>> Start

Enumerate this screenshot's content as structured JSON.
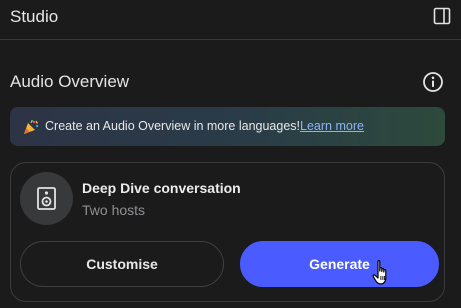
{
  "header": {
    "title": "Studio",
    "toggle_icon": "side-panel-icon"
  },
  "section": {
    "title": "Audio Overview",
    "info_icon": "info-icon"
  },
  "banner": {
    "icon": "party-popper-icon",
    "text": "Create an Audio Overview in more languages!",
    "link": "Learn more"
  },
  "card": {
    "icon": "speaker-icon",
    "title": "Deep Dive conversation",
    "subtitle": "Two hosts",
    "customise_label": "Customise",
    "generate_label": "Generate"
  },
  "colors": {
    "background": "#1b1b1c",
    "accent": "#4a5cff",
    "link": "#8ab4f8"
  }
}
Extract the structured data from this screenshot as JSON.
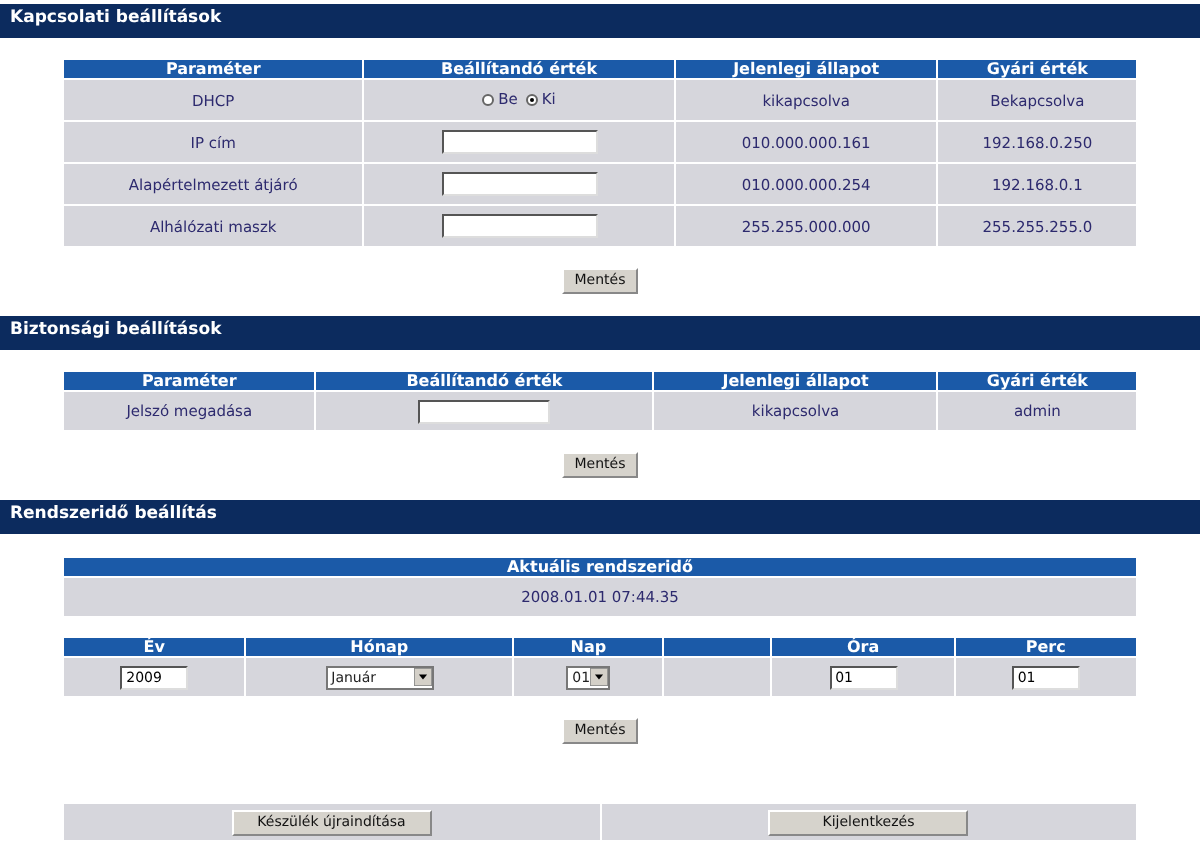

>> End

### Aim
All of the entries above should be copied exactly, except for the pictures.

### Output for this exercise
Enumerate this screenshot's content as structured JSON.
{
  "header": {
    "title": "Studio",
    "toggle_icon": "side-panel-icon"
  },
  "section": {
    "title": "Audio Overview",
    "info_icon": "info-icon"
  },
  "banner": {
    "icon": "party-popper-icon",
    "text": "Create an Audio Overview in more languages!",
    "link": "Learn more"
  },
  "card": {
    "icon": "speaker-icon",
    "title": "Deep Dive conversation",
    "subtitle": "Two hosts",
    "customise_label": "Customise",
    "generate_label": "Generate"
  },
  "colors": {
    "background": "#1b1b1c",
    "accent": "#4a5cff",
    "link": "#8ab4f8"
  }
}
Extract the structured data from this screenshot as JSON.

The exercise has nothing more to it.